* DATA EXTRACT
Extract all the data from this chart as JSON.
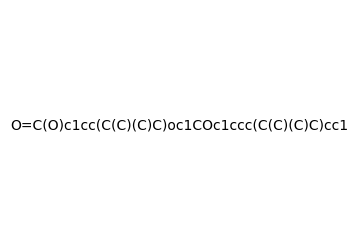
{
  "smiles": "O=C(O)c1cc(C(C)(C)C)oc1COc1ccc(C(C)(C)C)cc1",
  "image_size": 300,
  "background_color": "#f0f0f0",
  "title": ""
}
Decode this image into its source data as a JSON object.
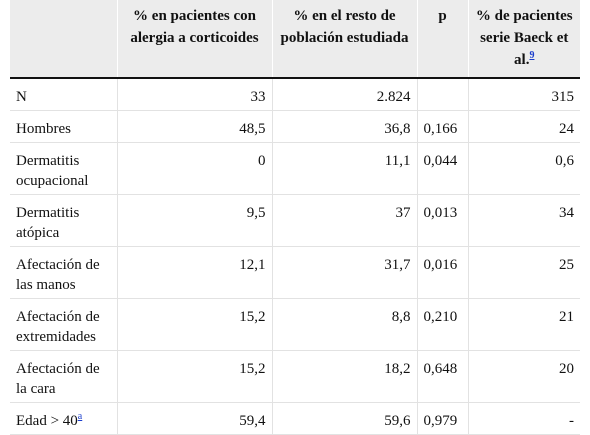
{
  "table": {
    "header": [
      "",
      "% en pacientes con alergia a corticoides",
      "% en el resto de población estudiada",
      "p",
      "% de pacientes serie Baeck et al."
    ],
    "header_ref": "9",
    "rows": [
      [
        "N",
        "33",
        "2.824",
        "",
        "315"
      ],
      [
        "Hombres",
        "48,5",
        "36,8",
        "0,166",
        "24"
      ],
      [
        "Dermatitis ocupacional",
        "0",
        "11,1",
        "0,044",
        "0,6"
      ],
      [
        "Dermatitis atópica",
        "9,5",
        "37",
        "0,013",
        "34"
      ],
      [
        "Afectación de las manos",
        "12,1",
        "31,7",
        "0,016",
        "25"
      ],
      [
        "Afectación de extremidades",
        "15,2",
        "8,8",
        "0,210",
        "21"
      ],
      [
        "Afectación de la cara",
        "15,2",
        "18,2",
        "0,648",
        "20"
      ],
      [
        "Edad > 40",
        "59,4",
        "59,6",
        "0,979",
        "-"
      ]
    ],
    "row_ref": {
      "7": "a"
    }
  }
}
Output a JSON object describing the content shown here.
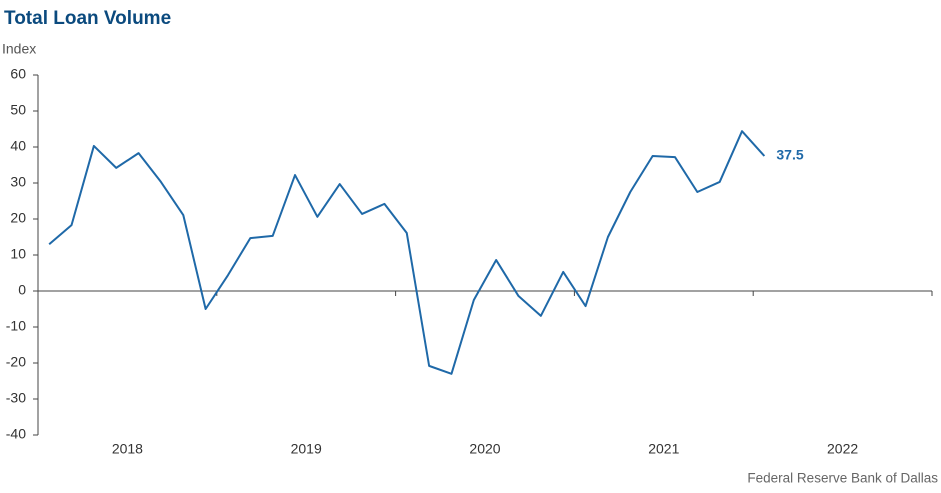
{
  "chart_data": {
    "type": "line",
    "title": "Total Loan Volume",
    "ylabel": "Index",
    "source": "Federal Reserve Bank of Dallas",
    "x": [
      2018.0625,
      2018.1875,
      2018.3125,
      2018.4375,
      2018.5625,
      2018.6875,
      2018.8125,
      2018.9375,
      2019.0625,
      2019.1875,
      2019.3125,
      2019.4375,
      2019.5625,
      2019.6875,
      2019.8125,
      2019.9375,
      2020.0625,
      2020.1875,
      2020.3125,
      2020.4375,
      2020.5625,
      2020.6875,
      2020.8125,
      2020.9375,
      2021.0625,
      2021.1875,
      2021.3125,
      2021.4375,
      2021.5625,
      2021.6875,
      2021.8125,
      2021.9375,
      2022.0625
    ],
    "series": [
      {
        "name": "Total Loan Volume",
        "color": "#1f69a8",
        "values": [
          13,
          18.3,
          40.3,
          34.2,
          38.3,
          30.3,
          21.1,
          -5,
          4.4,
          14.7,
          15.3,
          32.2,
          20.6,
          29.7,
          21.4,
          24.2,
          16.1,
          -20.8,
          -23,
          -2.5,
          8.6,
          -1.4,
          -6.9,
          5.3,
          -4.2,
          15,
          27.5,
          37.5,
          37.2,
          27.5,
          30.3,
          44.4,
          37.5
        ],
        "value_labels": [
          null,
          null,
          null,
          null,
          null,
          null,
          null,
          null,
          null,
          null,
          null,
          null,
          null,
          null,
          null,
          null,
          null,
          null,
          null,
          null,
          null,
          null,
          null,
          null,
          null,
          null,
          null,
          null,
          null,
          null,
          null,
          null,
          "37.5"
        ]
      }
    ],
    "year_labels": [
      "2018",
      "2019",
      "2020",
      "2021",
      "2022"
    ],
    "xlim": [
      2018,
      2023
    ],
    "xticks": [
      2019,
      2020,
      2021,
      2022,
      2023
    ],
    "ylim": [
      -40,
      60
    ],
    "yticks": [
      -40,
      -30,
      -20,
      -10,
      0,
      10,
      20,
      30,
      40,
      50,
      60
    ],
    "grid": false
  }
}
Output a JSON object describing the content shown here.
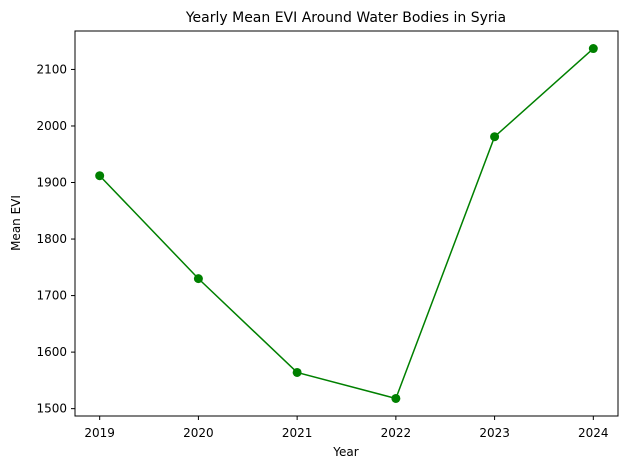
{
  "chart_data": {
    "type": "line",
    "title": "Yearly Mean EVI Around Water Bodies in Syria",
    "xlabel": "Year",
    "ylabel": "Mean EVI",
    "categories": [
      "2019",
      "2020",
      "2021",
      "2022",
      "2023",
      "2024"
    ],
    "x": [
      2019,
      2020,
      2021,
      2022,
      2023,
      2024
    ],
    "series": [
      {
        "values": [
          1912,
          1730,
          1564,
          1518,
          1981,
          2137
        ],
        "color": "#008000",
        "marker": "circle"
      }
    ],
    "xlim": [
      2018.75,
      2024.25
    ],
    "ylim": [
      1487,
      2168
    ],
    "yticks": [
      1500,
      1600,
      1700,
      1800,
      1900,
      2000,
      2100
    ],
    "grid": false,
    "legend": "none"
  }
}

* TASK INSTRUCTIONS
Quote the material word for word, dropping any images it holds.

* ANSWER IN FULL
Extract all the data from this chart as JSON.
{
  "smiles": "O=C(O)c1cc(C(C)(C)C)oc1COc1ccc(C(C)(C)C)cc1",
  "image_size": 300,
  "background_color": "#f0f0f0",
  "title": ""
}
Decode this image into its source data as a JSON object.
{
  "table": {
    "header": [
      "",
      "% en pacientes con alergia a corticoides",
      "% en el resto de población estudiada",
      "p",
      "% de pacientes serie Baeck et al."
    ],
    "header_ref": "9",
    "rows": [
      [
        "N",
        "33",
        "2.824",
        "",
        "315"
      ],
      [
        "Hombres",
        "48,5",
        "36,8",
        "0,166",
        "24"
      ],
      [
        "Dermatitis ocupacional",
        "0",
        "11,1",
        "0,044",
        "0,6"
      ],
      [
        "Dermatitis atópica",
        "9,5",
        "37",
        "0,013",
        "34"
      ],
      [
        "Afectación de las manos",
        "12,1",
        "31,7",
        "0,016",
        "25"
      ],
      [
        "Afectación de extremidades",
        "15,2",
        "8,8",
        "0,210",
        "21"
      ],
      [
        "Afectación de la cara",
        "15,2",
        "18,2",
        "0,648",
        "20"
      ],
      [
        "Edad > 40",
        "59,4",
        "59,6",
        "0,979",
        "-"
      ]
    ],
    "row_ref": {
      "7": "a"
    }
  }
}
Output a JSON object describing the content shown here.
{
  "chart_data": {
    "type": "line",
    "title": "Total Loan Volume",
    "ylabel": "Index",
    "source": "Federal Reserve Bank of Dallas",
    "x": [
      2018.0625,
      2018.1875,
      2018.3125,
      2018.4375,
      2018.5625,
      2018.6875,
      2018.8125,
      2018.9375,
      2019.0625,
      2019.1875,
      2019.3125,
      2019.4375,
      2019.5625,
      2019.6875,
      2019.8125,
      2019.9375,
      2020.0625,
      2020.1875,
      2020.3125,
      2020.4375,
      2020.5625,
      2020.6875,
      2020.8125,
      2020.9375,
      2021.0625,
      2021.1875,
      2021.3125,
      2021.4375,
      2021.5625,
      2021.6875,
      2021.8125,
      2021.9375,
      2022.0625
    ],
    "series": [
      {
        "name": "Total Loan Volume",
        "color": "#1f69a8",
        "values": [
          13,
          18.3,
          40.3,
          34.2,
          38.3,
          30.3,
          21.1,
          -5,
          4.4,
          14.7,
          15.3,
          32.2,
          20.6,
          29.7,
          21.4,
          24.2,
          16.1,
          -20.8,
          -23,
          -2.5,
          8.6,
          -1.4,
          -6.9,
          5.3,
          -4.2,
          15,
          27.5,
          37.5,
          37.2,
          27.5,
          30.3,
          44.4,
          37.5
        ],
        "value_labels": [
          null,
          null,
          null,
          null,
          null,
          null,
          null,
          null,
          null,
          null,
          null,
          null,
          null,
          null,
          null,
          null,
          null,
          null,
          null,
          null,
          null,
          null,
          null,
          null,
          null,
          null,
          null,
          null,
          null,
          null,
          null,
          null,
          "37.5"
        ]
      }
    ],
    "year_labels": [
      "2018",
      "2019",
      "2020",
      "2021",
      "2022"
    ],
    "xlim": [
      2018,
      2023
    ],
    "xticks": [
      2019,
      2020,
      2021,
      2022,
      2023
    ],
    "ylim": [
      -40,
      60
    ],
    "yticks": [
      -40,
      -30,
      -20,
      -10,
      0,
      10,
      20,
      30,
      40,
      50,
      60
    ],
    "grid": false
  }
}
Output a JSON object describing the content shown here.
{
  "chart_data": {
    "type": "line",
    "title": "Yearly Mean EVI Around Water Bodies in Syria",
    "xlabel": "Year",
    "ylabel": "Mean EVI",
    "categories": [
      "2019",
      "2020",
      "2021",
      "2022",
      "2023",
      "2024"
    ],
    "x": [
      2019,
      2020,
      2021,
      2022,
      2023,
      2024
    ],
    "series": [
      {
        "values": [
          1912,
          1730,
          1564,
          1518,
          1981,
          2137
        ],
        "color": "#008000",
        "marker": "circle"
      }
    ],
    "xlim": [
      2018.75,
      2024.25
    ],
    "ylim": [
      1487,
      2168
    ],
    "yticks": [
      1500,
      1600,
      1700,
      1800,
      1900,
      2000,
      2100
    ],
    "grid": false,
    "legend": "none"
  }
}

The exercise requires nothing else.